Material supplied:
'''
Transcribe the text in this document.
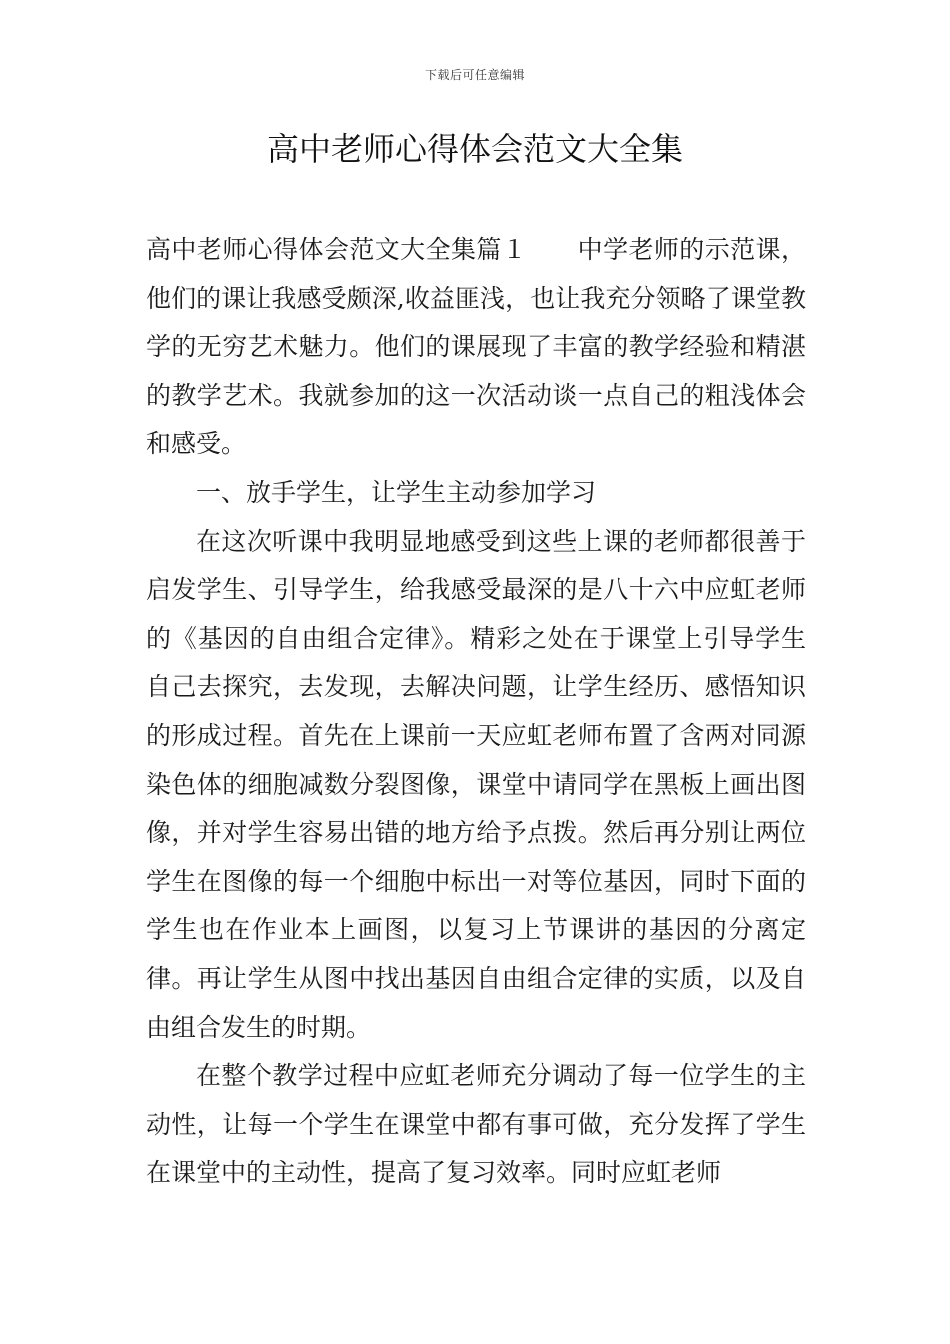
下载后可任意编辑
高中老师心得体会范文大全集

高中老师心得体会范文大全集篇１ 中学老师的示范课，他们的课让我感受颇深,收益匪浅，也让我充分领略了课堂教学的无穷艺术魅力。他们的课展现了丰富的教学经验和精湛的教学艺术。我就参加的这一次活动谈一点自己的粗浅体会和感受。

一、放手学生，让学生主动参加学习

在这次听课中我明显地感受到这些上课的老师都很善于启发学生、引导学生，给我感受最深的是八十六中应虹老师的《基因的自由组合定律》。精彩之处在于课堂上引导学生自己去探究，去发现，去解决问题，让学生经历、感悟知识的形成过程。首先在上课前一天应虹老师布置了含两对同源染色体的细胞减数分裂图像，课堂中请同学在黑板上画出图像，并对学生容易出错的地方给予点拨。然后再分别让两位学生在图像的每一个细胞中标出一对等位基因，同时下面的学生也在作业本上画图，以复习上节课讲的基因的分离定律。再让学生从图中找出基因自由组合定律的实质，以及自由组合发生的时期。

在整个教学过程中应虹老师充分调动了每一位学生的主动性，让每一个学生在课堂中都有事可做，充分发挥了学生在课堂中的主动性，提高了复习效率。同时应虹老师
'''
Every record gets retyped exactly; no picture goes into the copy.

Transcribe the text in this document.
下载后可任意编辑
高中老师心得体会范文大全集

高中老师心得体会范文大全集篇１ 中学老师的示范课，他们的课让我感受颇深,收益匪浅，也让我充分领略了课堂教学的无穷艺术魅力。他们的课展现了丰富的教学经验和精湛的教学艺术。我就参加的这一次活动谈一点自己的粗浅体会和感受。

一、放手学生，让学生主动参加学习

在这次听课中我明显地感受到这些上课的老师都很善于启发学生、引导学生，给我感受最深的是八十六中应虹老师的《基因的自由组合定律》。精彩之处在于课堂上引导学生自己去探究，去发现，去解决问题，让学生经历、感悟知识的形成过程。首先在上课前一天应虹老师布置了含两对同源染色体的细胞减数分裂图像，课堂中请同学在黑板上画出图像，并对学生容易出错的地方给予点拨。然后再分别让两位学生在图像的每一个细胞中标出一对等位基因，同时下面的学生也在作业本上画图，以复习上节课讲的基因的分离定律。再让学生从图中找出基因自由组合定律的实质，以及自由组合发生的时期。

在整个教学过程中应虹老师充分调动了每一位学生的主动性，让每一个学生在课堂中都有事可做，充分发挥了学生在课堂中的主动性，提高了复习效率。同时应虹老师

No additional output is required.